#### Brief:
Scan the listing below. Report each line that includes "this".

Data entries
# # # # #

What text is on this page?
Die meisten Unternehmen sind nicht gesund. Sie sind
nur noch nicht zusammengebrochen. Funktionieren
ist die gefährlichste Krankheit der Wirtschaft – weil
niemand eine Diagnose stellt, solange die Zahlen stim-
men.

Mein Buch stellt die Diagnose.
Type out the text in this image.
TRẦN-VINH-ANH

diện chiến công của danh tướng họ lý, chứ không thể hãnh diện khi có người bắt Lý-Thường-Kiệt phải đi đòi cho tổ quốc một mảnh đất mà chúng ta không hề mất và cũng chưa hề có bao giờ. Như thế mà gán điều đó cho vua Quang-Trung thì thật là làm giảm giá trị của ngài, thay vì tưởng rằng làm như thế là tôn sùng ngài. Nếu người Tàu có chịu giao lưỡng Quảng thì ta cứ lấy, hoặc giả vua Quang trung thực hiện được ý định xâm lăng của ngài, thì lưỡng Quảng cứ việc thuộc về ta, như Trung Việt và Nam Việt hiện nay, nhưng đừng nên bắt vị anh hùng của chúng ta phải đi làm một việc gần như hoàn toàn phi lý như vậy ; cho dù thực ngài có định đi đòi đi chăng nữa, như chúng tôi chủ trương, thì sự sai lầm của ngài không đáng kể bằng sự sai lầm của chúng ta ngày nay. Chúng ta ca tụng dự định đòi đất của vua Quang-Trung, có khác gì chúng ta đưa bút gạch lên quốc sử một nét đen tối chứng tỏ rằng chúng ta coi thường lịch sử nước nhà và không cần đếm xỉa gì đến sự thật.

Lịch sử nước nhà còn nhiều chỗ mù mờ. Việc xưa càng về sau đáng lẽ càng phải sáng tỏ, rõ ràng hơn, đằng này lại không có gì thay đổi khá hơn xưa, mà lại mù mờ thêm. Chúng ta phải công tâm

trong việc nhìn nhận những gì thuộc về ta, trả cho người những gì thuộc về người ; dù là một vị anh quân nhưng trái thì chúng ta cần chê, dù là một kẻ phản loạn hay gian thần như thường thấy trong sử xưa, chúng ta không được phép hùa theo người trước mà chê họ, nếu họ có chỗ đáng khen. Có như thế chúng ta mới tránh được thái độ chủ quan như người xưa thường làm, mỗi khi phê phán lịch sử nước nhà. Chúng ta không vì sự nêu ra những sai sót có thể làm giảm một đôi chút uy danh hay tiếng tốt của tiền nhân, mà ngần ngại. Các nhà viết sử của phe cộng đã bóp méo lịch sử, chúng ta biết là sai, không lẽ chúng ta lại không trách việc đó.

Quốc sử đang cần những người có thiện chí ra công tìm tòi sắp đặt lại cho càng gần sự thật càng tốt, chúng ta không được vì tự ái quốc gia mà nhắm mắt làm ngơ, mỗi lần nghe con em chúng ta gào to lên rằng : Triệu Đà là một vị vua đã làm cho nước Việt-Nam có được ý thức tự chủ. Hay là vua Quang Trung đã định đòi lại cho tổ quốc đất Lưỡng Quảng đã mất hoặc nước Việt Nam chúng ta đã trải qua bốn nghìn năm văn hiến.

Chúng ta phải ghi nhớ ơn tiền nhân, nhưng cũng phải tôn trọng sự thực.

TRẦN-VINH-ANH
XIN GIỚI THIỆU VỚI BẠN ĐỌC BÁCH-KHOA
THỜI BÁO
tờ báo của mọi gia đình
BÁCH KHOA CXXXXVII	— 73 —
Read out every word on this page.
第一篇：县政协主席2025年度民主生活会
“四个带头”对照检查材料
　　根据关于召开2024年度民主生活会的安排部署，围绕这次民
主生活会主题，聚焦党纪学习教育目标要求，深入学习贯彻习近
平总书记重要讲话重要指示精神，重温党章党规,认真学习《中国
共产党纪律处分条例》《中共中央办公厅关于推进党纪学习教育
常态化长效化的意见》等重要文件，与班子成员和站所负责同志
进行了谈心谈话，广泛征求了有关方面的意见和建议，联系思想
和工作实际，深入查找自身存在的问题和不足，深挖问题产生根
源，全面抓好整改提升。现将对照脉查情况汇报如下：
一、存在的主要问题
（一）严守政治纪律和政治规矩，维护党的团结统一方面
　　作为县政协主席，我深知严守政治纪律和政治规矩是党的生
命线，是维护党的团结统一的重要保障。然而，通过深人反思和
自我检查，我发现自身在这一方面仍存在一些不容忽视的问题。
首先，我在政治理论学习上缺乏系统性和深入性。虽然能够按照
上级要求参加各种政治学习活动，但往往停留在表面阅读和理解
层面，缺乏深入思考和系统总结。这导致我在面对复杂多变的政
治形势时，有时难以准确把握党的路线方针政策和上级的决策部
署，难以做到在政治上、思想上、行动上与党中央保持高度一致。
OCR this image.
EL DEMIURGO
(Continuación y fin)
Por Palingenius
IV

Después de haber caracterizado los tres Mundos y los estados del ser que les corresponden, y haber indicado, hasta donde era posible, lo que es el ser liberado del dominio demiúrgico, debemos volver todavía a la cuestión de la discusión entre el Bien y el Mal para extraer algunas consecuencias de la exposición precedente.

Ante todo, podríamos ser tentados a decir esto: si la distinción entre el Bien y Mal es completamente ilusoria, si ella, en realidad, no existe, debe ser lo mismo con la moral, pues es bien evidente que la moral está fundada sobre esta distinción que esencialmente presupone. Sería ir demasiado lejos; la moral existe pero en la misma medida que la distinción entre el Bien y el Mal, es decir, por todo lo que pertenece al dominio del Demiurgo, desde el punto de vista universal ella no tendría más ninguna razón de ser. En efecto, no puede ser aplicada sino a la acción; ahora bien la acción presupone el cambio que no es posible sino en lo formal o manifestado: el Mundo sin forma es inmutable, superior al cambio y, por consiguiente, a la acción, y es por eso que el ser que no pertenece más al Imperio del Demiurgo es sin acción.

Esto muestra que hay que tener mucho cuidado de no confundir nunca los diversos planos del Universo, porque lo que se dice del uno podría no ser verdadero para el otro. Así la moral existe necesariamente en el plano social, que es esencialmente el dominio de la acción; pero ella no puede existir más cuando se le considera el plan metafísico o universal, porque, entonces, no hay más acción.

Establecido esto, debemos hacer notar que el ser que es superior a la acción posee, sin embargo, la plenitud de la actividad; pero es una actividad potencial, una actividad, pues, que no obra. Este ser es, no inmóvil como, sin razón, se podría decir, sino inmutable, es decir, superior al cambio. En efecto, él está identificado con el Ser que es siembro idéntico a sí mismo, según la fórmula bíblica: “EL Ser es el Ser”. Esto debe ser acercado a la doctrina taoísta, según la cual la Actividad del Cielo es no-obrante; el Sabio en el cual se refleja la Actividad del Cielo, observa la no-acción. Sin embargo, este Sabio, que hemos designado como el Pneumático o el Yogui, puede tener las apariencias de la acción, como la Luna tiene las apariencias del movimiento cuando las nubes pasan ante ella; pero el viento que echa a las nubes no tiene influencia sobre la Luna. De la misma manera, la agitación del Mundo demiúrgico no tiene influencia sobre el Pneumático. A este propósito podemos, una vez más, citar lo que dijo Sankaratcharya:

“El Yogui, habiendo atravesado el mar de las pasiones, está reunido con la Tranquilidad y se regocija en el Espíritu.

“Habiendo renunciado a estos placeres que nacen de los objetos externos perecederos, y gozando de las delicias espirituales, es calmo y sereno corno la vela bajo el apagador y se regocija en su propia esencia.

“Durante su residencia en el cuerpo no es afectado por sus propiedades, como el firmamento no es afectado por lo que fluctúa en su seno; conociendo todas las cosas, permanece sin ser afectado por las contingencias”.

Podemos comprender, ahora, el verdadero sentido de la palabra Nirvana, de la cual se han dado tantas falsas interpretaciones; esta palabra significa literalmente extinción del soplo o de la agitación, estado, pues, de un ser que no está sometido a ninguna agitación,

# # # # #

#### Problem solution:
What text is on this page?
Type out the text in this image.
Read out every word on this page.
OCR this image.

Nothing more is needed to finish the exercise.